- Goal a -
Collect every line in the entries below that contains the string "scrollbar". Case counts.

- Source passage -
ACADEMIC CIVIC ENGAGEMENT (ACE)
Academic civic engagement (ACE) is an educational approach that encourages students to learn in community contexts. Students consider community-based experiences in relation to classroom learning and apply academic knowledge and skills to strengthen communities as an integrated component of an academic course. Often referred to as community-based research, service-learning, community-based learning and public scholarship, academic civic engagement facilitates the development of skills, habits of mind and relationships that prepare students for future internship, research, civic leadership and work roles.
This program is a collaboration between the Piper Center and faculty, helping students connect civic and community engagement to classroom learning. Specifically, the Piper Center supports students through workshops, consultation on project design, community partnership development, classroom presentations or field-trips, coordination of logistics, and student coaching.

- Records for this task -

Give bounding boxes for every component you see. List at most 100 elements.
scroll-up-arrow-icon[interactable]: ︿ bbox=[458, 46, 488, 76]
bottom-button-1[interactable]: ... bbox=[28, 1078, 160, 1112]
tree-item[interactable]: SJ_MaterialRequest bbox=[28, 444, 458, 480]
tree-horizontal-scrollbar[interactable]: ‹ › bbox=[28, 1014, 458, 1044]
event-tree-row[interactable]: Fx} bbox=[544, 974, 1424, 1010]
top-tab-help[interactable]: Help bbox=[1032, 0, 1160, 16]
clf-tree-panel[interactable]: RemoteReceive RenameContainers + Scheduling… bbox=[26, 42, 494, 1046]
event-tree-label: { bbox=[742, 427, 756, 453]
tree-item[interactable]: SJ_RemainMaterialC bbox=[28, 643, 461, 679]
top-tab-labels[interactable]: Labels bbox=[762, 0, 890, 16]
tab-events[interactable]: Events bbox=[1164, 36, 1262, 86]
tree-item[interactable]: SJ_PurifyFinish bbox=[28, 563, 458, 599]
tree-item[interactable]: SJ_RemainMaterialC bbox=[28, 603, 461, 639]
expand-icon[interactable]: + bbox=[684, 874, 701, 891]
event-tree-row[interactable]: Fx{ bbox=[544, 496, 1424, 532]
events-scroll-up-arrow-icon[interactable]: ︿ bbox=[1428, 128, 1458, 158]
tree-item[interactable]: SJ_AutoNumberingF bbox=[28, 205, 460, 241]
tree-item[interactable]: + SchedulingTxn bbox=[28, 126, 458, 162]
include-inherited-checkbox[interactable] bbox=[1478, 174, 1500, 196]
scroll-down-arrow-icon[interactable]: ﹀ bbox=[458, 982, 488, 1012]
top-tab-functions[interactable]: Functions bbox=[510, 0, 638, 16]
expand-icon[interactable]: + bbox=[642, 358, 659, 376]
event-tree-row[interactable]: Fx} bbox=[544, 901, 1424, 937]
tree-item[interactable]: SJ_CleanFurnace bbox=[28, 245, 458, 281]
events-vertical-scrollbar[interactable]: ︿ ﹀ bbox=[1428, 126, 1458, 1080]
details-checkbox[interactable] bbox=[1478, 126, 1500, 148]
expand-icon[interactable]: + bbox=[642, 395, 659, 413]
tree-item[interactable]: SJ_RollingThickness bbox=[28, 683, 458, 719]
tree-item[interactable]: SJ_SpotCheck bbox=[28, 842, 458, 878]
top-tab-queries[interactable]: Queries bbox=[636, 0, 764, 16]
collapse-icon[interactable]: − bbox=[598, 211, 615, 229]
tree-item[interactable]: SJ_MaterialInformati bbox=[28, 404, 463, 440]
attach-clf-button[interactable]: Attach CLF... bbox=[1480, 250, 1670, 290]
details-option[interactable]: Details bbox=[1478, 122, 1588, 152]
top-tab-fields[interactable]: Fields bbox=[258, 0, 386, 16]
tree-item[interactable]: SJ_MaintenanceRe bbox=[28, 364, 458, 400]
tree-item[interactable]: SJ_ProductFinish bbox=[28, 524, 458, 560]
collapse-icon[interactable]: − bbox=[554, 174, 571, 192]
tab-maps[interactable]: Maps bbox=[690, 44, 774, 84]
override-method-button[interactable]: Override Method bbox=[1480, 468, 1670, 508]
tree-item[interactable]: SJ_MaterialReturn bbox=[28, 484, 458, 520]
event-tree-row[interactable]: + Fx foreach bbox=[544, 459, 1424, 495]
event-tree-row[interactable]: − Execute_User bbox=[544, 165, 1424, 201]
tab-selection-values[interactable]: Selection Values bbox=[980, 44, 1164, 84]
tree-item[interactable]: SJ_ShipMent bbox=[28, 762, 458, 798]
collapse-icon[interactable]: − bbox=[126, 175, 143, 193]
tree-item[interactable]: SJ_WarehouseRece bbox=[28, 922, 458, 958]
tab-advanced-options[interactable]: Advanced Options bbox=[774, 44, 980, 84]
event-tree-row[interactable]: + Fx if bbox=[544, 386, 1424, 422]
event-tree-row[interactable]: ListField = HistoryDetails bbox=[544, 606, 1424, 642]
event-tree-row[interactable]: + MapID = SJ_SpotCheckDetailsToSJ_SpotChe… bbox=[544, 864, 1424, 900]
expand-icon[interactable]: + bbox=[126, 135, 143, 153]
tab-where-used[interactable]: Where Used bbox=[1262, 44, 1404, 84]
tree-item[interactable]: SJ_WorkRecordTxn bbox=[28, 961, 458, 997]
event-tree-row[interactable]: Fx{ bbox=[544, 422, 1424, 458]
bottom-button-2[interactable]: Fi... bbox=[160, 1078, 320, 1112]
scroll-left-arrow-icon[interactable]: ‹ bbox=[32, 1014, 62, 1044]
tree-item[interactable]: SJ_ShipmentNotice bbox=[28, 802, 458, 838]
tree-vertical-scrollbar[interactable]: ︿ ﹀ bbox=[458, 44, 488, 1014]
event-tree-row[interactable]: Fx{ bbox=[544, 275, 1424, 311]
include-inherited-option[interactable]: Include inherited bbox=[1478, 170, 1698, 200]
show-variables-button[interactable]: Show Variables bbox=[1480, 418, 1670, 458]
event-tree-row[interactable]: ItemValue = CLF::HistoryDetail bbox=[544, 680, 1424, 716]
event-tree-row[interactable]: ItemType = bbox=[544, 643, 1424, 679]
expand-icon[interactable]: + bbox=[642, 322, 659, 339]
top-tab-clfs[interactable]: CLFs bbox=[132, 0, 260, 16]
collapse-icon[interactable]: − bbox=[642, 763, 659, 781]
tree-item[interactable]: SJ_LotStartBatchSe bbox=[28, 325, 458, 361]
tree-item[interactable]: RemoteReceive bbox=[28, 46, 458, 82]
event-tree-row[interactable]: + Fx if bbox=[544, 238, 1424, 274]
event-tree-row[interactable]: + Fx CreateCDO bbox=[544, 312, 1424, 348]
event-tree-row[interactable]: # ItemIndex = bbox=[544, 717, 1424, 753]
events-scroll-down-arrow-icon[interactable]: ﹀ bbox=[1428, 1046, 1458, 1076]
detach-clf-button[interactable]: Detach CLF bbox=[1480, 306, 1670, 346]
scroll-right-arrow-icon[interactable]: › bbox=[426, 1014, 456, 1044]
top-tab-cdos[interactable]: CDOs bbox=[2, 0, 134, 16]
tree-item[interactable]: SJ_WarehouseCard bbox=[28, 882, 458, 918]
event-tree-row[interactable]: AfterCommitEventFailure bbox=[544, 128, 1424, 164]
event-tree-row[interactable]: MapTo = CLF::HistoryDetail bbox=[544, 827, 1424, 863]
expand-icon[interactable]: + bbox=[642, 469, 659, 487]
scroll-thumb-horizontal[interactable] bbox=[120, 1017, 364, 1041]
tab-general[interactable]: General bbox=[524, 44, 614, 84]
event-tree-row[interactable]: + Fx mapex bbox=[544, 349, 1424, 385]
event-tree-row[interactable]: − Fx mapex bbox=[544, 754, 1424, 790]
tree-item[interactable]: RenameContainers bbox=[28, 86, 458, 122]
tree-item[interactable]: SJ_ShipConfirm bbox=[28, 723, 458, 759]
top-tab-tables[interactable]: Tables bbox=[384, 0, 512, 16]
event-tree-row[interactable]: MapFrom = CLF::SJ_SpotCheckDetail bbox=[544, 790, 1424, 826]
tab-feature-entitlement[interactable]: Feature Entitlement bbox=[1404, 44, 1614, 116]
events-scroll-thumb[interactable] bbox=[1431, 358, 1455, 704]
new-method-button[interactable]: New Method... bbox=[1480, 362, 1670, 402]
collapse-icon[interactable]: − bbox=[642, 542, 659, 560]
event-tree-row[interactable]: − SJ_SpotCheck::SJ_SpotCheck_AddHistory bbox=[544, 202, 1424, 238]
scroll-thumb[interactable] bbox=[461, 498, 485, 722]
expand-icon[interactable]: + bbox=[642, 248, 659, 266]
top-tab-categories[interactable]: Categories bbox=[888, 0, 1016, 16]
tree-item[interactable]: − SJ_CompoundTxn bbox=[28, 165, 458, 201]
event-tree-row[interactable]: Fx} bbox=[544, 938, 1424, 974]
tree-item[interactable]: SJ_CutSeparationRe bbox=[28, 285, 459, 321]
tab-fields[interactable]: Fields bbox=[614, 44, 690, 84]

- Goal b -
In the passage on academic civic engagement, which center works with faculty on the program?

- Worked answer a -
tree-horizontal-scrollbar[interactable]: ‹ › bbox=[28, 1014, 458, 1044]
events-vertical-scrollbar[interactable]: ︿ ﹀ bbox=[1428, 126, 1458, 1080]
tree-vertical-scrollbar[interactable]: ︿ ﹀ bbox=[458, 44, 488, 1014]

- Worked answer b -
The Piper Center.